Your job is to restate each entry word for word.

- **Given data**:
>>

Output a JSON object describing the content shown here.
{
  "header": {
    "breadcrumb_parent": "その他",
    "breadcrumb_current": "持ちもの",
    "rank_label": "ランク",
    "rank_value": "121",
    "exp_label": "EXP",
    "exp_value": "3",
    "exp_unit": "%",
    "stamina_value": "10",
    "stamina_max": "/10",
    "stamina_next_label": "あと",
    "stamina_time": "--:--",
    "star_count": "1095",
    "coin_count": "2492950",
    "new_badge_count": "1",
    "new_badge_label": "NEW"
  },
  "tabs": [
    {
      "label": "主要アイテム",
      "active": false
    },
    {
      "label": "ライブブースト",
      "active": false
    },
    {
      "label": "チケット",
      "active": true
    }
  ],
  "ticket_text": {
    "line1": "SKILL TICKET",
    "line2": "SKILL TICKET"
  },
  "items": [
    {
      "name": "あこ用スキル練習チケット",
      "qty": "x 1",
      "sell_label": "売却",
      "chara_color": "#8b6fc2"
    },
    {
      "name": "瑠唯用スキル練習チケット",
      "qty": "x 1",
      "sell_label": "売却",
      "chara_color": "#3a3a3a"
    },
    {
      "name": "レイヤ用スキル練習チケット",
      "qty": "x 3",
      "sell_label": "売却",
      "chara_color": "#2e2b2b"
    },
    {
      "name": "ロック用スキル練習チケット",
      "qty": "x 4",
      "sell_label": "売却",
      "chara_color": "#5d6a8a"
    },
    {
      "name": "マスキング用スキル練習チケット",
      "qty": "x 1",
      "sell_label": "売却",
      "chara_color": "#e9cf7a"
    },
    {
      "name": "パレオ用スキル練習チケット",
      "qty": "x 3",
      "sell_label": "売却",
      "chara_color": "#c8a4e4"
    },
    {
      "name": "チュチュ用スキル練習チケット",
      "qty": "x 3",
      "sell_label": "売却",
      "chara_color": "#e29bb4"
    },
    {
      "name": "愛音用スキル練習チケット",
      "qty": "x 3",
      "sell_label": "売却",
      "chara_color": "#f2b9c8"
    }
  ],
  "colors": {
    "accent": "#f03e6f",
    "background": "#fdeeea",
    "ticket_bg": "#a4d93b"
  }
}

<<

- **Finished exercise**:
Output a JSON object describing the content shown here.
{
  "header": {
    "breadcrumb_parent": "その他",
    "breadcrumb_current": "持ちもの",
    "rank_label": "ランク",
    "rank_value": "121",
    "exp_label": "EXP",
    "exp_value": "3",
    "exp_unit": "%",
    "stamina_value": "10",
    "stamina_max": "/10",
    "stamina_next_label": "あと",
    "stamina_time": "--:--",
    "star_count": "1095",
    "coin_count": "2492950",
    "new_badge_count": "1",
    "new_badge_label": "NEW"
  },
  "tabs": [
    {
      "label": "主要アイテム",
      "active": false
    },
    {
      "label": "ライブブースト",
      "active": false
    },
    {
      "label": "チケット",
      "active": true
    }
  ],
  "ticket_text": {
    "line1": "SKILL TICKET",
    "line2": "SKILL TICKET"
  },
  "items": [
    {
      "name": "あこ用スキル練習チケット",
      "qty": "x 1",
      "sell_label": "売却",
      "chara_color": "#8b6fc2"
    },
    {
      "name": "瑠唯用スキル練習チケット",
      "qty": "x 1",
      "sell_label": "売却",
      "chara_color": "#3a3a3a"
    },
    {
      "name": "レイヤ用スキル練習チケット",
      "qty": "x 3",
      "sell_label": "売却",
      "chara_color": "#2e2b2b"
    },
    {
      "name": "ロック用スキル練習チケット",
      "qty": "x 4",
      "sell_label": "売却",
      "chara_color": "#5d6a8a"
    },
    {
      "name": "マスキング用スキル練習チケット",
      "qty": "x 1",
      "sell_label": "売却",
      "chara_color": "#e9cf7a"
    },
    {
      "name": "パレオ用スキル練習チケット",
      "qty": "x 3",
      "sell_label": "売却",
      "chara_color": "#c8a4e4"
    },
    {
      "name": "チュチュ用スキル練習チケット",
      "qty": "x 3",
      "sell_label": "売却",
      "chara_color": "#e29bb4"
    },
    {
      "name": "愛音用スキル練習チケット",
      "qty": "x 3",
      "sell_label": "売却",
      "chara_color": "#f2b9c8"
    }
  ],
  "colors": {
    "accent": "#f03e6f",
    "background": "#fdeeea",
    "ticket_bg": "#a4d93b"
  }
}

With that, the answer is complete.